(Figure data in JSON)
>>>>

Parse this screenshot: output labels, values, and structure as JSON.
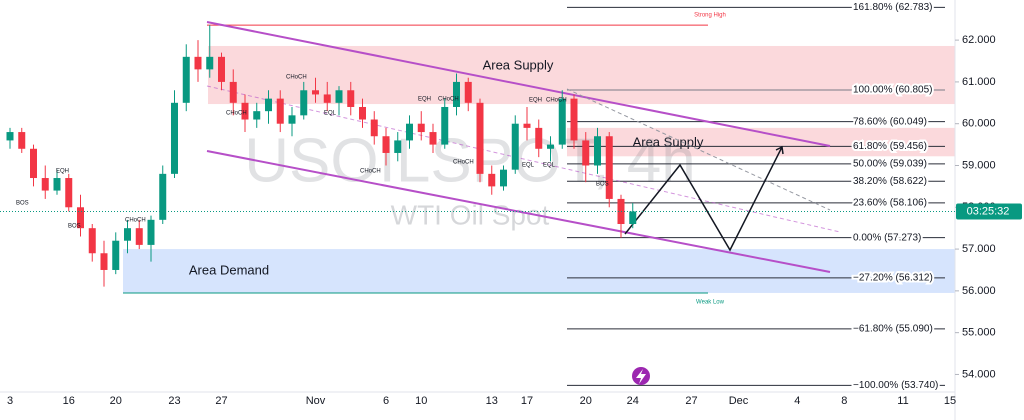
{
  "chart_data": {
    "type": "candlestick",
    "title": "USOILSPOT, 4h",
    "subtitle": "WTI Oil Spot",
    "categories": [
      "3",
      null,
      null,
      null,
      null,
      "16",
      null,
      null,
      null,
      "20",
      null,
      null,
      null,
      null,
      "23",
      null,
      null,
      null,
      "27",
      null,
      null,
      null,
      null,
      null,
      null,
      null,
      "Nov",
      null,
      null,
      null,
      null,
      null,
      "6",
      null,
      null,
      "10",
      null,
      null,
      null,
      null,
      null,
      "13",
      null,
      null,
      "17",
      null,
      null,
      null,
      null,
      "20",
      null,
      null,
      null,
      "24",
      null,
      null,
      null,
      null,
      "27",
      null,
      null,
      null,
      "Dec",
      null,
      null,
      null,
      null,
      "4",
      null,
      null,
      null,
      "8",
      null,
      null,
      null,
      null,
      "11",
      null,
      null,
      null,
      "15"
    ],
    "open": [
      59.6,
      59.8,
      59.4,
      58.7,
      58.4,
      58.7,
      58.0,
      57.5,
      56.9,
      56.5,
      57.2,
      57.5,
      57.1,
      57.7,
      58.8,
      60.5,
      61.6,
      61.3,
      61.6,
      61.0,
      60.5,
      60.1,
      60.3,
      60.6,
      60.0,
      60.2,
      60.8,
      60.7,
      60.5,
      60.8,
      60.4,
      60.1,
      59.7,
      59.3,
      59.6,
      60.0,
      59.8,
      59.5,
      60.4,
      61.0,
      60.5,
      58.8,
      58.5,
      58.9,
      60.0,
      59.9,
      59.4,
      59.5,
      60.6,
      59.6,
      59.0,
      59.7,
      58.2,
      57.6,
      null,
      null,
      null,
      null,
      null,
      null,
      null,
      null,
      null,
      null,
      null,
      null,
      null,
      null,
      null,
      null,
      null,
      null,
      null,
      null,
      null,
      null,
      null,
      null,
      null,
      null,
      null
    ],
    "high": [
      59.9,
      59.9,
      59.5,
      59.0,
      58.9,
      58.8,
      58.3,
      57.6,
      57.2,
      57.4,
      57.7,
      57.7,
      57.8,
      59.0,
      60.8,
      61.9,
      62.0,
      62.36,
      61.7,
      61.3,
      60.7,
      60.5,
      60.8,
      60.8,
      60.4,
      61.0,
      61.1,
      61.0,
      60.9,
      61.0,
      60.6,
      60.3,
      59.9,
      59.8,
      60.2,
      60.3,
      60.0,
      60.6,
      61.2,
      61.1,
      60.6,
      59.0,
      59.0,
      60.2,
      60.4,
      60.1,
      59.7,
      60.8,
      60.7,
      59.8,
      59.9,
      59.8,
      58.3,
      58.1,
      null,
      null,
      null,
      null,
      null,
      null,
      null,
      null,
      null,
      null,
      null,
      null,
      null,
      null,
      null,
      null,
      null,
      null,
      null,
      null,
      null,
      null,
      null,
      null,
      null,
      null,
      null
    ],
    "low": [
      59.4,
      59.3,
      58.5,
      58.2,
      58.3,
      57.9,
      57.3,
      56.7,
      56.1,
      56.4,
      56.9,
      57.0,
      56.7,
      57.6,
      58.7,
      60.3,
      61.0,
      61.1,
      60.8,
      60.2,
      59.8,
      59.9,
      60.0,
      59.8,
      59.7,
      60.1,
      60.5,
      60.3,
      60.2,
      60.2,
      59.9,
      59.5,
      59.0,
      59.1,
      59.4,
      59.6,
      59.3,
      59.4,
      60.2,
      60.3,
      58.6,
      58.3,
      58.4,
      58.8,
      59.6,
      59.2,
      59.1,
      59.4,
      59.4,
      58.6,
      58.8,
      58.0,
      57.27,
      57.5,
      null,
      null,
      null,
      null,
      null,
      null,
      null,
      null,
      null,
      null,
      null,
      null,
      null,
      null,
      null,
      null,
      null,
      null,
      null,
      null,
      null,
      null,
      null,
      null,
      null,
      null,
      null
    ],
    "close": [
      59.8,
      59.4,
      58.7,
      58.4,
      58.7,
      58.0,
      57.5,
      56.9,
      56.5,
      57.2,
      57.5,
      57.1,
      57.7,
      58.8,
      60.5,
      61.6,
      61.3,
      61.6,
      61.0,
      60.5,
      60.1,
      60.3,
      60.6,
      60.0,
      60.2,
      60.8,
      60.7,
      60.5,
      60.8,
      60.4,
      60.1,
      59.7,
      59.3,
      59.6,
      60.0,
      59.8,
      59.5,
      60.4,
      61.0,
      60.5,
      58.8,
      58.5,
      58.9,
      60.0,
      59.9,
      59.4,
      59.5,
      60.6,
      59.6,
      59.0,
      59.7,
      58.2,
      57.6,
      57.9,
      null,
      null,
      null,
      null,
      null,
      null,
      null,
      null,
      null,
      null,
      null,
      null,
      null,
      null,
      null,
      null,
      null,
      null,
      null,
      null,
      null,
      null,
      null,
      null,
      null,
      null,
      null
    ],
    "up_color": "#089981",
    "down_color": "#f23645",
    "ylim": [
      53.58,
      62.96
    ],
    "yticks": [
      {
        "value": 54,
        "label": "54.000"
      },
      {
        "value": 55,
        "label": "55.000"
      },
      {
        "value": 56,
        "label": "56.000"
      },
      {
        "value": 57,
        "label": "57.000"
      },
      {
        "value": 58,
        "label": "58.000"
      },
      {
        "value": 59,
        "label": "59.000"
      },
      {
        "value": 60,
        "label": "60.000"
      },
      {
        "value": 61,
        "label": "61.000"
      },
      {
        "value": 62,
        "label": "62.000"
      }
    ],
    "fib": {
      "values": [
        62.783,
        60.805,
        60.049,
        59.456,
        59.039,
        58.622,
        58.106,
        57.273,
        56.312,
        55.09,
        53.74
      ],
      "value_labels": [
        "161.80% (62.783)",
        "100.00% (60.805)",
        "78.60% (60.049)",
        "61.80% (59.456)",
        "50.00% (59.039)",
        "38.20% (58.622)",
        "23.60% (58.106)",
        "0.00% (57.273)",
        "−27.20% (56.312)",
        "−61.80% (55.090)",
        "−100.00% (53.740)"
      ]
    },
    "zones": [
      {
        "label": "Area Supply",
        "low": 60.47,
        "high": 61.86,
        "color": "#fbd9dc"
      },
      {
        "label": "Area Supply",
        "low": 59.22,
        "high": 59.9,
        "color": "#fbd9dc"
      },
      {
        "label": "Area Demand",
        "low": 55.95,
        "high": 57.0,
        "color": "#d6e4fd"
      }
    ],
    "levels": [
      {
        "label": "Strong High",
        "value": 62.36,
        "color": "#f23645"
      },
      {
        "label": "Weak Low",
        "value": 55.95,
        "color": "#089981"
      }
    ],
    "current": {
      "value": 57.9,
      "label": "03:25:32",
      "color": "#089981"
    },
    "markers": [
      "BOS",
      "EQH",
      "BOS",
      "CHoCH",
      "CHoCH",
      "CHoCH",
      "EQL",
      "CHoCH",
      "EQH",
      "CHoCH",
      "CHoCH",
      "EQH",
      "CHoCH",
      "EQL",
      "EQL",
      "BOS"
    ]
  }
}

<<<<

Each line that holds the word "values" should be extracted from the records.

Parse this screenshot: output labels, values, and structure as JSON.
      "values": [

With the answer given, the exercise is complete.